El gobernador de la Isla aprobaba el cuadro de asignaturas que debían enseñarse en esa escuela en cada curso, pudiendo variar las materias según los profesores disponibles u otras circunstancias ajenas a una planificación general del proceso de enseñanza-aprendizaje. Los estudiantes eran aceptados no por sus dotes artísticas, sino por cumplir los requisitos establecidos en el Reglamento vigente, los cuales continuaban prescribiendo la condición racial y clasista establecida desde su génesis, sin alterar tampoco lo relacionado con la admisión de las mujeres, aun cuando ya se había ésta iniciado en forma regular.
Por lo tanto no contamos con graduados registrados según el modo convencional que conocemos hasta que por un decreto presidencial, dictado ya en la República, se procede a oficializar con el estatus de graduados de la Academia a todos aquellos que hubieran cursado y aprobado las asignaturas y niveles estimados suficientes para otorgar tal categoría; y esto se realiza con efecto retroactivo, por lo que entre estas oficializaciones nos encontramos a los graduados del siglo XIX y, dentro de ellos, a nuestras primeras graduadas.
Analizando los registros, podemos observar que existió una diferencia notable entre el ingreso y el egreso de mujeres, aunque, como hemos dicho, el dato puede no ser totalmente fidedigno, pues se trata de registros realizados a posteriori, y posiblemente muchos de los estudiantes que podrían ser consignados como graduados, tanto mujeres como hombres, pudieron no haber realizado el trámite correspondiente por no mostrarse interesados en ello, o por haber emigrado del país. En el caso de las mujeres podrían pesar, además, otras razones: compromisos familiares, matrimonio, maternidad, o los consabidos prejuicios sexistas que afloraran a la hora del ejercicio profesional.
Quede aclarado con ello que no sólo no es posible medir los índices de retención y de egreso por falta de los datos necesarios y ciertos, sino que, aunque pudiéramos
contar con éstos, tampoco constituirían indicadores de calidad o de rendimiento académico. Prueba de ello es el expediente de una de las tres primeras mujeres matriculadas: la habanera Elisa Visino Rolthal.
Elisa fue sin dudas una estudiante sumamente destacada. Sus calificaciones así lo atestiguan, desde su primer curso, evaluado como «notablemente aprovechado», y durante todos los años en que se mantuvo vinculada a esta escuela. La vemos figurar en los actos de otorgamientos de premios junto a condiscípulos que luego han sido reconocidos artistas como Miguel Angel Melero y José Arburu Morell. En su segundo curso en la Academia, ella obtiene calificaciones de bueno y sobresaliente, y alcanza un premio; en el siguiente curso obtiene medalla de oro, y en el siguiente recibe la medalla de oro de primera clase, la más alta distinción académica establecida, y así hasta sus últimas calificaciones, registradas en el curso 1885-86, en que, tras aprobarlo con su correspondiente premio, solicita a la secretaría de la Academia una certificación de los estudios cursados, la cual fue expedida «habiendo terminado sus estudios hasta la conclusión del curso», el 9 de agosto de 1886.

*-*-*

*Objetivo A*:
Sobre el texto acerca de las primeras graduadas de la Academia:
(i) ¿Quién aprobaba el cuadro de asignaturas que debían enseñarse en la escuela en cada curso?
(ii) ¿Cómo fue evaluado el primer curso de Elisa Visino Rolthal?
(iii) ¿En qué fecha se expidió la certificación de sus estudios?

*-*-*

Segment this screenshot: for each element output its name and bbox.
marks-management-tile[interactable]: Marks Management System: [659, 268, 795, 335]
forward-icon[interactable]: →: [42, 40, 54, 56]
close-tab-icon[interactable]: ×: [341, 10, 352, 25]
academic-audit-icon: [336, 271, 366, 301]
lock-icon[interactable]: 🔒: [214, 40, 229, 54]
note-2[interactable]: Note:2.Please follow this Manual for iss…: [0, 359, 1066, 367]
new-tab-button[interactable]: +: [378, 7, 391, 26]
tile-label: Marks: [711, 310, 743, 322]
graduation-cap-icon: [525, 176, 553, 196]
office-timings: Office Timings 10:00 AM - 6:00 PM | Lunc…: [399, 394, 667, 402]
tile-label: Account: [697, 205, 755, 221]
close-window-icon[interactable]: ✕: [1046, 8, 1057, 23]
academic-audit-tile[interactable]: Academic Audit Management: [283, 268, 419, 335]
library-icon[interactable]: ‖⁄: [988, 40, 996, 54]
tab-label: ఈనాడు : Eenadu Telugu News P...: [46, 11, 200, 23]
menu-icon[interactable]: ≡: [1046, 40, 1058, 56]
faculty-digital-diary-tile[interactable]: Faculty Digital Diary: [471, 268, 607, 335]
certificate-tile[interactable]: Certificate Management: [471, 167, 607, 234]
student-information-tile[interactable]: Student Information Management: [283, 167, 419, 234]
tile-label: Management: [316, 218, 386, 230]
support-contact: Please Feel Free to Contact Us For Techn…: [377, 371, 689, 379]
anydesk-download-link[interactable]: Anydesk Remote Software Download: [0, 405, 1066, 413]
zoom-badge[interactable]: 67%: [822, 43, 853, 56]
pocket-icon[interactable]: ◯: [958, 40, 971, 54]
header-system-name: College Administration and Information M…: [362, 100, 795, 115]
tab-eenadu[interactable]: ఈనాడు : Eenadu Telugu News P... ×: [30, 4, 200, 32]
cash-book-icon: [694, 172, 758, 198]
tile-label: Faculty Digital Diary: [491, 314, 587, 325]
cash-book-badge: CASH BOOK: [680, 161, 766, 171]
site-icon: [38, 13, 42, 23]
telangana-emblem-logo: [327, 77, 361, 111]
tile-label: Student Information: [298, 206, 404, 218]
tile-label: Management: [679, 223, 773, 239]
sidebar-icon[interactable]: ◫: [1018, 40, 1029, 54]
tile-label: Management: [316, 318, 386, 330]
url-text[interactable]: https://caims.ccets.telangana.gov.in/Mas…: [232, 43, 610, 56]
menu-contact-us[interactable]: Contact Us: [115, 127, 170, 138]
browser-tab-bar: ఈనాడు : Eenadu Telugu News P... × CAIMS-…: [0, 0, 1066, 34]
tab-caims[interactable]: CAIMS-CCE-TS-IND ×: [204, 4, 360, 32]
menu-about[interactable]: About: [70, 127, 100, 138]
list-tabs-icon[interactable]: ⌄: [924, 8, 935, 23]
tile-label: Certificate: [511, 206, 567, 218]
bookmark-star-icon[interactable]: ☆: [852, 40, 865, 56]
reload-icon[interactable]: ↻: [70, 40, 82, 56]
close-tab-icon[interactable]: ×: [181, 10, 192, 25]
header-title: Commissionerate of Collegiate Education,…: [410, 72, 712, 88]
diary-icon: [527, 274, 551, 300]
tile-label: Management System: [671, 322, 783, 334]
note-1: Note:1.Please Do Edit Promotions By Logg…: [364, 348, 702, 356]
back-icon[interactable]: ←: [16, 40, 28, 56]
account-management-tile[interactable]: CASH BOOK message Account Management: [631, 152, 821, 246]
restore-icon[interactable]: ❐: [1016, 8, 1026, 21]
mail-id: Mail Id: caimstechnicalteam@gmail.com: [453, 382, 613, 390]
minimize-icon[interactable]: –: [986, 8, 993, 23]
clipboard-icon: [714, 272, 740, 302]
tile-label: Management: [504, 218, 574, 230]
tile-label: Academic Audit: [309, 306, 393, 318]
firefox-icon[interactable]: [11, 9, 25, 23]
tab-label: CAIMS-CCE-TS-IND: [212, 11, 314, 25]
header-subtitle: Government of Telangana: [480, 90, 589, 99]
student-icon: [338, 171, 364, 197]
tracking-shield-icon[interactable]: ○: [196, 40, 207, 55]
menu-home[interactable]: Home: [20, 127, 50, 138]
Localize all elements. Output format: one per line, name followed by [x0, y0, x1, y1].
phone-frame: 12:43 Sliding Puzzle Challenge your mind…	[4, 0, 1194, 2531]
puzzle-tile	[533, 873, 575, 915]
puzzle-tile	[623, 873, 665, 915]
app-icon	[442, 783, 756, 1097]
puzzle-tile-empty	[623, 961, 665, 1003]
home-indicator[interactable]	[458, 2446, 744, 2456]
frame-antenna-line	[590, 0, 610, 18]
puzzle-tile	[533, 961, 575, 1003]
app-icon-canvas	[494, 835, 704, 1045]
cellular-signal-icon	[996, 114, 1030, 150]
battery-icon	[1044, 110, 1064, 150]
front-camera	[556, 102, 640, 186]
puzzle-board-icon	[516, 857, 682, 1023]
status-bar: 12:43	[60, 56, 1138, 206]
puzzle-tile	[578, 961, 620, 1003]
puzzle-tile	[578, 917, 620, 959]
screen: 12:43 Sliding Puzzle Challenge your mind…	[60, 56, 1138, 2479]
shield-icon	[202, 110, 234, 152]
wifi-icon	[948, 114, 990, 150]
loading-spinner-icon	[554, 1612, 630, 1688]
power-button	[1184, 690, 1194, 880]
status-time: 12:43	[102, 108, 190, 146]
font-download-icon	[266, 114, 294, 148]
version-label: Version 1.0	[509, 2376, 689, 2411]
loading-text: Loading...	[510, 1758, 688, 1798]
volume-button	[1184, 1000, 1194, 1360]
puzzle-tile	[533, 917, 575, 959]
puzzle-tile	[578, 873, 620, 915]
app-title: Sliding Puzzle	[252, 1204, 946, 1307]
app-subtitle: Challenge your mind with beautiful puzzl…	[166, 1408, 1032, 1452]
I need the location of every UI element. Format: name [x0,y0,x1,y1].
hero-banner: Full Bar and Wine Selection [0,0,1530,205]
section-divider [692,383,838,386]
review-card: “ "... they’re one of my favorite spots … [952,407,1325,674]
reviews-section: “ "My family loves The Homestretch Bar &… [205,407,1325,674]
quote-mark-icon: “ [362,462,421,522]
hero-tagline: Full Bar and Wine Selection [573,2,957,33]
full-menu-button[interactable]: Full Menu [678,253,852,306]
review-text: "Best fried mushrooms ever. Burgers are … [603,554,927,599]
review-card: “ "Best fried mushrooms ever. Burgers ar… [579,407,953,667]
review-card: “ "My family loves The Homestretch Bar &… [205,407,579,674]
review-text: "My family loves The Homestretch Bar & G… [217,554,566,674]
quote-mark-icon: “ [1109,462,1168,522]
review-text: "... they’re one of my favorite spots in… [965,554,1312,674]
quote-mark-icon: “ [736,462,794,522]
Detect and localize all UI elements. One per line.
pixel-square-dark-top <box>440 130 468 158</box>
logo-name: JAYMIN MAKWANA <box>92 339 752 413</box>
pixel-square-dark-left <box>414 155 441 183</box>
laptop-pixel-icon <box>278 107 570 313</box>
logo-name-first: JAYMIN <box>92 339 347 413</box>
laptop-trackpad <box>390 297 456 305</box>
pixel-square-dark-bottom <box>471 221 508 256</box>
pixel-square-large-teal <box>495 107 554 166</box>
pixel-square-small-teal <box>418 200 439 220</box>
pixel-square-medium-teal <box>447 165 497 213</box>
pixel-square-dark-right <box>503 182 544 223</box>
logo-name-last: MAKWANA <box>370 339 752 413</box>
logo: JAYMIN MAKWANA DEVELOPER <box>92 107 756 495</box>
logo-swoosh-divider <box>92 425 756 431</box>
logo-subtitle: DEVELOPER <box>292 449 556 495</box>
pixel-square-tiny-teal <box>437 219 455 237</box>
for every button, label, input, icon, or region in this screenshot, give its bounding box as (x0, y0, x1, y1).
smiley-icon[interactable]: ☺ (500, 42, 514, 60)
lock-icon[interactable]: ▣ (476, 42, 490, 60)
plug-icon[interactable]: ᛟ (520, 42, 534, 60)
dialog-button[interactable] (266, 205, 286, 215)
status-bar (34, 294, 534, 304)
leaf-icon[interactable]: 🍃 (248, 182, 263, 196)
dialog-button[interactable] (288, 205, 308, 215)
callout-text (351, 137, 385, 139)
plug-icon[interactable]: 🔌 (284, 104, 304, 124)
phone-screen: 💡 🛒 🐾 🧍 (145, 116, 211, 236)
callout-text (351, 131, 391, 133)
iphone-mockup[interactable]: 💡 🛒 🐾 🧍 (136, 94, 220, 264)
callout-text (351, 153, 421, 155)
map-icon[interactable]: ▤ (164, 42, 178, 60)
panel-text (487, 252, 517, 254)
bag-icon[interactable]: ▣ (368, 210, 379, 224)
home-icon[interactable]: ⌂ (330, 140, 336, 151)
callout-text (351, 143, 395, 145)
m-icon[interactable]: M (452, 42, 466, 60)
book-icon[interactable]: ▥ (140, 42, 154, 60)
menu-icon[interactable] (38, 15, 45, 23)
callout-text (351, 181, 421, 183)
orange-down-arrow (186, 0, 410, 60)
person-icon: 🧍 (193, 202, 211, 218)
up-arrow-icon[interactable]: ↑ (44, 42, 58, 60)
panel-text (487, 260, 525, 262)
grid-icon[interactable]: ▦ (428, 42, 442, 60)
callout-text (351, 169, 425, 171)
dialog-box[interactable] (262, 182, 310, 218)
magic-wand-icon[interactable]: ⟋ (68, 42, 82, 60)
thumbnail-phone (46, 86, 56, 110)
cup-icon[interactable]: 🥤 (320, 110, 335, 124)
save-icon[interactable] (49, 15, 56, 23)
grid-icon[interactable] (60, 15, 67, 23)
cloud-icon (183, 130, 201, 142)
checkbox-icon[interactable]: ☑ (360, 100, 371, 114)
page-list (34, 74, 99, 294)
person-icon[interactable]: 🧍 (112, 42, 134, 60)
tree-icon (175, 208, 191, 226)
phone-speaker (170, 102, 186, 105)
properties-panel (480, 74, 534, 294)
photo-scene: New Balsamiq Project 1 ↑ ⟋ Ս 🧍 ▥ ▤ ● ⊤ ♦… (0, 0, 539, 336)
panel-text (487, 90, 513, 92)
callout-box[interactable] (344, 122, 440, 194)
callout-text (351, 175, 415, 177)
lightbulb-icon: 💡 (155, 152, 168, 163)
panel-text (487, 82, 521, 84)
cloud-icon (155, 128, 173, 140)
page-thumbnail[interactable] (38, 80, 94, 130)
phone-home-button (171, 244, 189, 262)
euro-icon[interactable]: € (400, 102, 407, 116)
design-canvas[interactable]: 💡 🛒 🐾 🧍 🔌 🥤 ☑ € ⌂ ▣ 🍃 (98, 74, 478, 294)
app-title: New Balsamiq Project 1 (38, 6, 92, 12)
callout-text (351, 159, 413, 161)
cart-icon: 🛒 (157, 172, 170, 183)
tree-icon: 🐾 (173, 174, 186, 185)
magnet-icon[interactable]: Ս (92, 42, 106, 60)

*-*-*

*Objetivo B*:
Sustituye "icon" por "symbol" en el tramo del listado que va desde su comienzo hasta la línea que contiene "tile-label: Management: [316, 218, 386, 230]", incluida esta. Reproduce solo esas líneas, sin ningún otro cambio.

*Respuesta A*:
(i) El gobernador de la Isla.
(ii) Como «notablemente aprovechado».
(iii) El 9 de agosto de 1886.

*Respuesta B*:
Segment this screenshot: for each element output its name and bbox.
marks-management-tile[interactable]: Marks Management System: [659, 268, 795, 335]
forward-symbol[interactable]: →: [42, 40, 54, 56]
close-tab-symbol[interactable]: ×: [341, 10, 352, 25]
academic-audit-symbol: [336, 271, 366, 301]
lock-symbol[interactable]: 🔒: [214, 40, 229, 54]
note-2[interactable]: Note:2.Please follow this Manual for iss…: [0, 359, 1066, 367]
new-tab-button[interactable]: +: [378, 7, 391, 26]
tile-label: Marks: [711, 310, 743, 322]
graduation-cap-symbol: [525, 176, 553, 196]
office-timings: Office Timings 10:00 AM - 6:00 PM | Lunc…: [399, 394, 667, 402]
tile-label: Account: [697, 205, 755, 221]
close-window-symbol[interactable]: ✕: [1046, 8, 1057, 23]
academic-audit-tile[interactable]: Academic Audit Management: [283, 268, 419, 335]
library-symbol[interactable]: ‖⁄: [988, 40, 996, 54]
tab-label: ఈనాడు : Eenadu Telugu News P...: [46, 11, 200, 23]
menu-symbol[interactable]: ≡: [1046, 40, 1058, 56]
faculty-digital-diary-tile[interactable]: Faculty Digital Diary: [471, 268, 607, 335]
certificate-tile[interactable]: Certificate Management: [471, 167, 607, 234]
student-information-tile[interactable]: Student Information Management: [283, 167, 419, 234]
tile-label: Management: [316, 218, 386, 230]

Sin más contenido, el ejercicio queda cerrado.